Repeat the lines below exactly as they appear, but leave out the images.
____
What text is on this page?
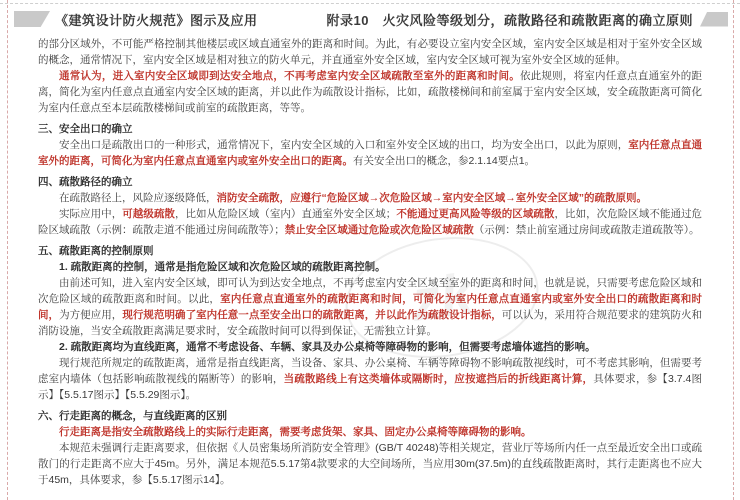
《建筑设计防火规范》图示及应用	附录10　火灾风险等级划分，疏散路径和疏散距离的确立原则
zk

的部分区域外，不可能严格控制其他楼层或区域直通室外的距离和时间。为此，有必要设立室内安全区域，室内安全区域是相对于室外安全区域的概念，通常情况下，室内安全区域是相对独立的防火单元，并直通室外安全区域，室内安全区域可视为室外安全区域的延伸。

通常认为，进入室内安全区域即到达安全地点，不再考虑室内安全区域疏散至室外的距离和时间。依此规则，将室内任意点直通室外的距离，简化为室内任意点直通室内安全区域的距离，并以此作为疏散设计指标，比如，疏散楼梯间和前室属于室内安全区域，安全疏散距离可简化为室内任意点至本层疏散楼梯间或前室的疏散距离，等等。

三、安全出口的确立

安全出口是疏散出口的一种形式，通常情况下，室内安全区域的入口和室外安全区域的出口，均为安全出口，以此为原则，室内任意点直通室外的距离，可简化为室内任意点直通室内或室外安全出口的距离。有关安全出口的概念，参2.1.14要点1。

四、疏散路径的确立

在疏散路径上，风险应逐级降低，消防安全疏散，应遵行“危险区域→次危险区域→室内安全区域→室外安全区域”的疏散原则。

实际应用中，可越级疏散，比如从危险区域（室内）直通室外安全区域；不能通过更高风险等级的区域疏散，比如，次危险区域不能通过危险区域疏散（示例：疏散走道不能通过房间疏散等）；禁止安全区域通过危险或次危险区域疏散（示例：禁止前室通过房间或疏散走道疏散等）。

五、疏散距离的控制原则

1. 疏散距离的控制，通常是指危险区域和次危险区域的疏散距离控制。

由前述可知，进入室内安全区域，即可认为到达安全地点，不再考虑室内安全区域至室外的距离和时间，也就是说，只需要考虑危险区域和次危险区域的疏散距离和时间。以此，室内任意点直通室外的疏散距离和时间，可简化为室内任意点直通室内或室外安全出口的疏散距离和时间，为方便应用，现行规范明确了室内任意一点至安全出口的疏散距离，并以此作为疏散设计指标，可以认为，采用符合规范要求的建筑防火和消防设施，当安全疏散距离满足要求时，安全疏散时间可以得到保证，无需独立计算。

2. 疏散距离均为直线距离，通常不考虑设备、车辆、家具及办公桌椅等障碍物的影响，但需要考虑墙体遮挡的影响。

现行规范所规定的疏散距离，通常是指直线距离，当设备、家具、办公桌椅、车辆等障碍物不影响疏散视线时，可不考虑其影响，但需要考虑室内墙体（包括影响疏散视线的隔断等）的影响，当疏散路线上有这类墙体或隔断时，应按遮挡后的折线距离计算，具体要求，参【3.7.4图示】【5.5.17图示】【5.5.29图示】。

六、行走距离的概念，与直线距离的区别

行走距离是指安全疏散路线上的实际行走距离，需要考虑货架、家具、固定办公桌椅等障碍物的影响。

本规范未强调行走距离要求，但依据《人员密集场所消防安全管理》(GB/T 40248)等相关规定，营业厅等场所内任一点至最近安全出口或疏散门的行走距离不应大于45m。另外，满足本规范5.5.17第4款要求的大空间场所，当应用30m(37.5m)的直线疏散距离时，其行走距离也不应大于45m，具体要求，参【5.5.17图示14】。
____
Output for this exercise:
What text is on this page?
《建筑设计防火规范》图示及应用	附录10　火灾风险等级划分，疏散路径和疏散距离的确立原则
zk

的部分区域外，不可能严格控制其他楼层或区域直通室外的距离和时间。为此，有必要设立室内安全区域，室内安全区域是相对于室外安全区域的概念，通常情况下，室内安全区域是相对独立的防火单元，并直通室外安全区域，室内安全区域可视为室外安全区域的延伸。

通常认为，进入室内安全区域即到达安全地点，不再考虑室内安全区域疏散至室外的距离和时间。依此规则，将室内任意点直通室外的距离，简化为室内任意点直通室内安全区域的距离，并以此作为疏散设计指标，比如，疏散楼梯间和前室属于室内安全区域，安全疏散距离可简化为室内任意点至本层疏散楼梯间或前室的疏散距离，等等。

三、安全出口的确立

安全出口是疏散出口的一种形式，通常情况下，室内安全区域的入口和室外安全区域的出口，均为安全出口，以此为原则，室内任意点直通室外的距离，可简化为室内任意点直通室内或室外安全出口的距离。有关安全出口的概念，参2.1.14要点1。

四、疏散路径的确立

在疏散路径上，风险应逐级降低，消防安全疏散，应遵行“危险区域→次危险区域→室内安全区域→室外安全区域”的疏散原则。

实际应用中，可越级疏散，比如从危险区域（室内）直通室外安全区域；不能通过更高风险等级的区域疏散，比如，次危险区域不能通过危险区域疏散（示例：疏散走道不能通过房间疏散等）；禁止安全区域通过危险或次危险区域疏散（示例：禁止前室通过房间或疏散走道疏散等）。

五、疏散距离的控制原则

1. 疏散距离的控制，通常是指危险区域和次危险区域的疏散距离控制。

由前述可知，进入室内安全区域，即可认为到达安全地点，不再考虑室内安全区域至室外的距离和时间，也就是说，只需要考虑危险区域和次危险区域的疏散距离和时间。以此，室内任意点直通室外的疏散距离和时间，可简化为室内任意点直通室内或室外安全出口的疏散距离和时间，为方便应用，现行规范明确了室内任意一点至安全出口的疏散距离，并以此作为疏散设计指标，可以认为，采用符合规范要求的建筑防火和消防设施，当安全疏散距离满足要求时，安全疏散时间可以得到保证，无需独立计算。

2. 疏散距离均为直线距离，通常不考虑设备、车辆、家具及办公桌椅等障碍物的影响，但需要考虑墙体遮挡的影响。

现行规范所规定的疏散距离，通常是指直线距离，当设备、家具、办公桌椅、车辆等障碍物不影响疏散视线时，可不考虑其影响，但需要考虑室内墙体（包括影响疏散视线的隔断等）的影响，当疏散路线上有这类墙体或隔断时，应按遮挡后的折线距离计算，具体要求，参【3.7.4图示】【5.5.17图示】【5.5.29图示】。

六、行走距离的概念，与直线距离的区别

行走距离是指安全疏散路线上的实际行走距离，需要考虑货架、家具、固定办公桌椅等障碍物的影响。

本规范未强调行走距离要求，但依据《人员密集场所消防安全管理》(GB/T 40248)等相关规定，营业厅等场所内任一点至最近安全出口或疏散门的行走距离不应大于45m。另外，满足本规范5.5.17第4款要求的大空间场所，当应用30m(37.5m)的直线疏散距离时，其行走距离也不应大于45m，具体要求，参【5.5.17图示14】。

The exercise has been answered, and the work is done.